* start *
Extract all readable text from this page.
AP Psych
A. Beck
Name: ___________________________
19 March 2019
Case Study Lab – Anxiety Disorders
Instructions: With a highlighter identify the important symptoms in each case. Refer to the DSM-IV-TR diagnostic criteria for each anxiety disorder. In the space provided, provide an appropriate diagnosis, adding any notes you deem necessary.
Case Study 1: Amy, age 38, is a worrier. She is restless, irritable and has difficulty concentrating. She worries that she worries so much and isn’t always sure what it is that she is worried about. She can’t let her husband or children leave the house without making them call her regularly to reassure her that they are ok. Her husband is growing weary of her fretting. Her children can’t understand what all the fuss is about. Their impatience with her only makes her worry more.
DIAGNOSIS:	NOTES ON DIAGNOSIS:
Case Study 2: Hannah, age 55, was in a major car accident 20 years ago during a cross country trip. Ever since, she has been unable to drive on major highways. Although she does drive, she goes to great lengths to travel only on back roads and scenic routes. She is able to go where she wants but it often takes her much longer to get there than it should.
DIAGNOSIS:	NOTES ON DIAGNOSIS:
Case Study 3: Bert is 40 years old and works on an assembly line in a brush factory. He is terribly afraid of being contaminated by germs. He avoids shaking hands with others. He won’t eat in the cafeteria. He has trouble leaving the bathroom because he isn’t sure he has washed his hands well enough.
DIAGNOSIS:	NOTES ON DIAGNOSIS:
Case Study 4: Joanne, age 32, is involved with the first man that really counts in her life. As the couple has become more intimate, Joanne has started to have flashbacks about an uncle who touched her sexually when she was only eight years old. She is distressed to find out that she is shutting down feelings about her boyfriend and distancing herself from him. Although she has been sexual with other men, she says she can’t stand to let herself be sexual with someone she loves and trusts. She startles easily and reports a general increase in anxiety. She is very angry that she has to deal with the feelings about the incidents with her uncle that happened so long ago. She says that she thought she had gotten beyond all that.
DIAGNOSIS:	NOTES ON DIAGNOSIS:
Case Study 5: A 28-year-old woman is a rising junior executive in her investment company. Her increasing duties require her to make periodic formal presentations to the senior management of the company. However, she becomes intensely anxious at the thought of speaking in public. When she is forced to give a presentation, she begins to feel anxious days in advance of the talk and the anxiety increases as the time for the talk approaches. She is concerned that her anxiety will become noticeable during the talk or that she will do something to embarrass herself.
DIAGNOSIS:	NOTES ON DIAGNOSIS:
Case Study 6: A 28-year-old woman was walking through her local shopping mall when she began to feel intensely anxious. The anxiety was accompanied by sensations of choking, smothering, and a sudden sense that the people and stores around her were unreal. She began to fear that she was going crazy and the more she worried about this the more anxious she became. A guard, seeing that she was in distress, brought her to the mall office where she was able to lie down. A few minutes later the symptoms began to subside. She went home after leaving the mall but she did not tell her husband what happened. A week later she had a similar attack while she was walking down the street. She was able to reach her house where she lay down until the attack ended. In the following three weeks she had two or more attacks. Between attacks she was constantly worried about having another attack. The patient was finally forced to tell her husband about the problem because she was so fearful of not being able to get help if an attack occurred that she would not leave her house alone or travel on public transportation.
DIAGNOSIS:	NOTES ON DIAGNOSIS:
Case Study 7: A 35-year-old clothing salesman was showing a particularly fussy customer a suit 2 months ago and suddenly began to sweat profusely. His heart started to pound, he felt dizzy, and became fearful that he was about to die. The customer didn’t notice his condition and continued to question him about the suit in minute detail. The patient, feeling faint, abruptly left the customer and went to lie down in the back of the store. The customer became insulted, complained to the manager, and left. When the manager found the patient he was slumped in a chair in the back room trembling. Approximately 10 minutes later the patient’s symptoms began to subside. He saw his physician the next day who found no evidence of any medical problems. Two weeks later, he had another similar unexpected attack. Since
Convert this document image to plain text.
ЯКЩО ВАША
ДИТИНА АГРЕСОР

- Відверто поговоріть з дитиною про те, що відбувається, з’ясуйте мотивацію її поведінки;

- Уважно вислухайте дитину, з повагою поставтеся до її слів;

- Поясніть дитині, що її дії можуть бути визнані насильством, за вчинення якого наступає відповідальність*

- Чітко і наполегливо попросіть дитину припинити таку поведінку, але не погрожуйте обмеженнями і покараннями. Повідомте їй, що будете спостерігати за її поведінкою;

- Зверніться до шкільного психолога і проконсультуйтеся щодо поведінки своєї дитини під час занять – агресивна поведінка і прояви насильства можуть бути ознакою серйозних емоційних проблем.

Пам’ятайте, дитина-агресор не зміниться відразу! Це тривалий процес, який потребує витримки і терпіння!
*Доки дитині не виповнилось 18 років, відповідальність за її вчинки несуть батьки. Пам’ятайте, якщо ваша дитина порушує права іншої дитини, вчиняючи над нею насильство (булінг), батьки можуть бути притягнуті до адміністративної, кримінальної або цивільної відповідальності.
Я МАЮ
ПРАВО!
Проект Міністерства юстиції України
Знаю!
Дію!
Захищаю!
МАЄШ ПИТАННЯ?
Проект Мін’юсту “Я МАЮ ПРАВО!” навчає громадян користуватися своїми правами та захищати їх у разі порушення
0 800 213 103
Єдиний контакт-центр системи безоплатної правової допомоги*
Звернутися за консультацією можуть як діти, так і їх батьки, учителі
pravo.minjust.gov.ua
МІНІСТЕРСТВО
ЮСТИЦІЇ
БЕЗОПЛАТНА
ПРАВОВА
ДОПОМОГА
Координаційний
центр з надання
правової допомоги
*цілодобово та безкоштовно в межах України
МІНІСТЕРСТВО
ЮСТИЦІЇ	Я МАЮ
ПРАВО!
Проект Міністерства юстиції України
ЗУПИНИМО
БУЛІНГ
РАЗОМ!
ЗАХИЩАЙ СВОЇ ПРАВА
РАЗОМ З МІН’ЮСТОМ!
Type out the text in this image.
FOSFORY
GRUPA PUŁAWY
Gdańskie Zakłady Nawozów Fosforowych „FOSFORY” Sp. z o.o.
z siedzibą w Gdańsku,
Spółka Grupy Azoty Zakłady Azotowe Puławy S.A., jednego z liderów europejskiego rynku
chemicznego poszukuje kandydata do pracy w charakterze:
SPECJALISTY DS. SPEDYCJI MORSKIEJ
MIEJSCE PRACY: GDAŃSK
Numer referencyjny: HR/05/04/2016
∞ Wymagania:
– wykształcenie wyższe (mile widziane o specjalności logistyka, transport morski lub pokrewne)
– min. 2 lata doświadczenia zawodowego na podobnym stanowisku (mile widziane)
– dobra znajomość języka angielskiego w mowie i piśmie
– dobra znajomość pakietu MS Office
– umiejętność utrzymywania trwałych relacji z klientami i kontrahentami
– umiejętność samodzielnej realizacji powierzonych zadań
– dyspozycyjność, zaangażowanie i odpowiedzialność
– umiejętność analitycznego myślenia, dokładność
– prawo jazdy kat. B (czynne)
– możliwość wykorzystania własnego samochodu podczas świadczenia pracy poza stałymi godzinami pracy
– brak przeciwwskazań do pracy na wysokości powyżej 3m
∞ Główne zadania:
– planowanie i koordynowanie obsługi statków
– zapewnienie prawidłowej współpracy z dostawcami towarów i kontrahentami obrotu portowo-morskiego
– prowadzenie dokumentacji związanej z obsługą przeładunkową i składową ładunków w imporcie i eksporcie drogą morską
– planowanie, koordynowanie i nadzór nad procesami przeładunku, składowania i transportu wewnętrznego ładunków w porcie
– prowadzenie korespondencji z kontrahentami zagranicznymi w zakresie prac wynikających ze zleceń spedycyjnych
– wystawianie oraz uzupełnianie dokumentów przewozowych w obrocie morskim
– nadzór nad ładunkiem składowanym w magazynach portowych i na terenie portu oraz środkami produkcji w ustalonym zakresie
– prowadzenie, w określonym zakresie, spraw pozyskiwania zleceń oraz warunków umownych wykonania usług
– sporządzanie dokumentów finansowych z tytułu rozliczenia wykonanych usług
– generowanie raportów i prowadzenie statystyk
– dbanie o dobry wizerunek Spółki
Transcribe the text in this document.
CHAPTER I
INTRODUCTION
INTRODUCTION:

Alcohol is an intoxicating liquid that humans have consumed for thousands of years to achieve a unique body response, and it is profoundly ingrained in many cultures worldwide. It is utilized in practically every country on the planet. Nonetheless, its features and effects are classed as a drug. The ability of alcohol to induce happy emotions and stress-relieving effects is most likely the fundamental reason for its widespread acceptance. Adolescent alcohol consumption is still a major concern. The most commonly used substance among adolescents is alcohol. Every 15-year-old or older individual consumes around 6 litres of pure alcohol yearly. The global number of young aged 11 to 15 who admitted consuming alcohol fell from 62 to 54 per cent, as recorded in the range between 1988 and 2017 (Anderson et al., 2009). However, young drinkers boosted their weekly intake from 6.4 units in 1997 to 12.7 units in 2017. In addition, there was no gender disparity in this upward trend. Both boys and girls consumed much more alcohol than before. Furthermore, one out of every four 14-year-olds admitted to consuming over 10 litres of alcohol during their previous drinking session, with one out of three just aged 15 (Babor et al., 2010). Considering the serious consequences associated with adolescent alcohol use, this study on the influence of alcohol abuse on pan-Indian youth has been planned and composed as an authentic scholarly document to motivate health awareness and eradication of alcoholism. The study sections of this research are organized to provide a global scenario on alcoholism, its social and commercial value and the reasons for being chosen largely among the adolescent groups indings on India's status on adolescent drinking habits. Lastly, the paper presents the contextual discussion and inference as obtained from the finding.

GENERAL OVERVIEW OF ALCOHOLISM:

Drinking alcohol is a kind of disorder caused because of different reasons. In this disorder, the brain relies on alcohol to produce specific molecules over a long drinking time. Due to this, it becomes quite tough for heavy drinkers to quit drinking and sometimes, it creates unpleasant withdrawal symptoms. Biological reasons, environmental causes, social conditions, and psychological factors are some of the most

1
* end *
Exercise directions
Gather and copy every line of the data in which the string "zakresie" is found.

Correct result
– prowadzenie korespondencji z kontrahentami zagranicznymi w zakresie prac wynikających ze zleceń spedycyjnych
– nadzór nad ładunkiem składowanym w magazynach portowych i na terenie portu oraz środkami produkcji w ustalonym zakresie
– prowadzenie, w określonym zakresie, spraw pozyskiwania zleceń oraz warunków umownych wykonania usług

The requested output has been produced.